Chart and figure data
-- -- --
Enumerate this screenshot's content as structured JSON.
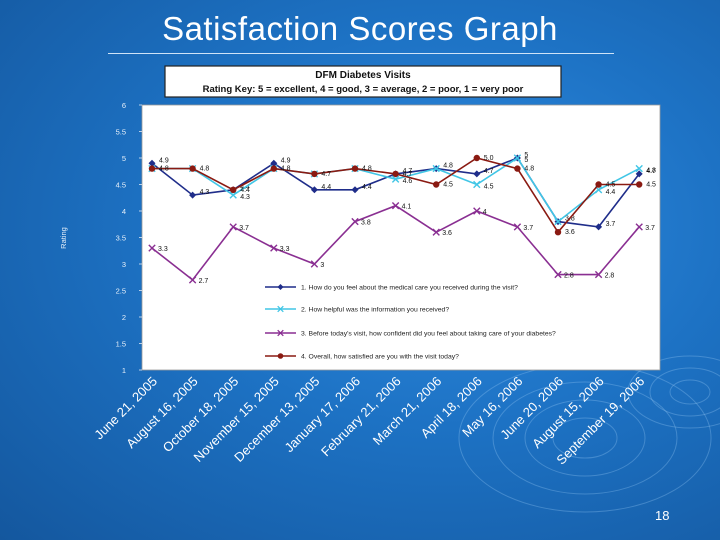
{
  "slide": {
    "title": "Satisfaction Scores Graph",
    "page_number": "18"
  },
  "colors": {
    "background": "#1c6fc0",
    "plot_bg": "#ffffff",
    "q1": "#1f2d8a",
    "q2": "#41c6e6",
    "q3": "#8a2f92",
    "q4": "#8a1a12"
  },
  "chart_data": {
    "type": "line",
    "header": [
      "DFM Diabetes  Visits",
      "Rating Key:   5 = excellent, 4 = good, 3 = average, 2 = poor, 1 = very poor"
    ],
    "ylabel": "Rating",
    "xlabel": "",
    "ylim": [
      1,
      6
    ],
    "yticks": [
      "1",
      "1.5",
      "2",
      "2.5",
      "3",
      "3.5",
      "4",
      "4.5",
      "5",
      "5.5",
      "6"
    ],
    "categories": [
      "June 21, 2005",
      "August 16, 2005",
      "October 18, 2005",
      "November 15, 2005",
      "December 13, 2005",
      "January 17, 2006",
      "February 21, 2006",
      "March 21, 2006",
      "April 18, 2006",
      "May 16, 2006",
      "June 20, 2006",
      "August 15, 2006",
      "September 19, 2006"
    ],
    "legend_position": "bottom-right inside plot",
    "series": [
      {
        "name": "1. How do you feel about the medical care you received during the visit?",
        "color": "#1f2d8a",
        "marker": "diamond",
        "values": [
          4.9,
          4.3,
          4.4,
          4.9,
          4.4,
          4.4,
          4.7,
          4.8,
          4.7,
          5.0,
          3.8,
          3.7,
          4.7
        ],
        "labels": [
          "4.9",
          "4.3",
          "4.4",
          "4.9",
          "4.4",
          "4.4",
          "4.7",
          "4.8",
          "4.7",
          "5",
          "3.8",
          "3.7",
          "4.7"
        ]
      },
      {
        "name": "2. How helpful was the information you received?",
        "color": "#41c6e6",
        "marker": "x",
        "values": [
          4.8,
          4.8,
          4.3,
          4.8,
          4.7,
          4.8,
          4.6,
          4.8,
          4.5,
          5.0,
          3.8,
          4.4,
          4.8
        ],
        "labels": [
          "",
          "",
          "4.3",
          "",
          "",
          "",
          "4.6",
          "",
          "4.5",
          "5",
          "",
          "4.4",
          "4.8"
        ]
      },
      {
        "name": "3. Before today's visit, how confident did you feel about taking care of your diabetes?",
        "color": "#8a2f92",
        "marker": "x",
        "values": [
          3.3,
          2.7,
          3.7,
          3.3,
          3.0,
          3.8,
          4.1,
          3.6,
          4.0,
          3.7,
          2.8,
          2.8,
          3.7
        ],
        "labels": [
          "3.3",
          "2.7",
          "3.7",
          "3.3",
          "3",
          "3.8",
          "4.1",
          "3.6",
          "4",
          "3.7",
          "2.8",
          "2.8",
          "3.7"
        ]
      },
      {
        "name": "4. Overall, how satisfied are you with the visit today?",
        "color": "#8a1a12",
        "marker": "circle",
        "values": [
          4.8,
          4.8,
          4.4,
          4.8,
          4.7,
          4.8,
          4.7,
          4.5,
          5.0,
          4.8,
          3.6,
          4.5,
          4.5
        ],
        "labels": [
          "4.8",
          "4.8",
          "4.4",
          "4.8",
          "4.7",
          "4.8",
          "4.7",
          "4.5",
          "5.0",
          "4.8",
          "3.6",
          "4.5",
          "4.5"
        ]
      }
    ]
  }
}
-- -- --
Show all lines in the entries above where the string "today" appears.

◆ **FULL OUTPUT**:
        "name": "3. Before today's visit, how confident did you feel about taking care of your diabetes?",
        "name": "4. Overall, how satisfied are you with the visit today?",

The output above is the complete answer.